**STATED PROBLEM**
Of all the lines in this data, how many include "name"? Respond with the number only.

--- START LISTED ENTRIES ---

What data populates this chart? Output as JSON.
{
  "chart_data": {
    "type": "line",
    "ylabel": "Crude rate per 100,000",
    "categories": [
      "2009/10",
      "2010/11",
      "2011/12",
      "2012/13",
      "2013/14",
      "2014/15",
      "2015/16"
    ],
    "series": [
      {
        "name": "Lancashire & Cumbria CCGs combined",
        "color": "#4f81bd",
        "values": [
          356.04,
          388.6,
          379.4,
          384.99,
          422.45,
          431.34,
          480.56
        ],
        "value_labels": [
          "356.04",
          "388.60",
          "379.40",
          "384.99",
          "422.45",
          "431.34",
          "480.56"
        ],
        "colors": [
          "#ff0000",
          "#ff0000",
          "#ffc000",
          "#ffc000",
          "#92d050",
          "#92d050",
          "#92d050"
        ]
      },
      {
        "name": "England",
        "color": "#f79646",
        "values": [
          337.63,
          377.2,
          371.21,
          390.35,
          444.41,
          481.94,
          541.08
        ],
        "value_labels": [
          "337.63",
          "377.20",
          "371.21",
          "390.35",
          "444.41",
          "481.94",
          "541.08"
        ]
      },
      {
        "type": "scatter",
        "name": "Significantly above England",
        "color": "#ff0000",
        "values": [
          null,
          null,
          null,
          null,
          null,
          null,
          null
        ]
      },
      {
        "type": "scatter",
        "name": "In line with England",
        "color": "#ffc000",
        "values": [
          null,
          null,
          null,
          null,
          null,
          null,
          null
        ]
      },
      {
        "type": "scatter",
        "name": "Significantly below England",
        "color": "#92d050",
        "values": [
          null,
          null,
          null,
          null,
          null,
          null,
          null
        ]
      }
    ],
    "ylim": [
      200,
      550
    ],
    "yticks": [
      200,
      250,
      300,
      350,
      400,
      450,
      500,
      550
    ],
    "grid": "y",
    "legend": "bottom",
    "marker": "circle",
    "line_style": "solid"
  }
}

--- END LISTED ENTRIES ---

**TASK SOLUTION**
5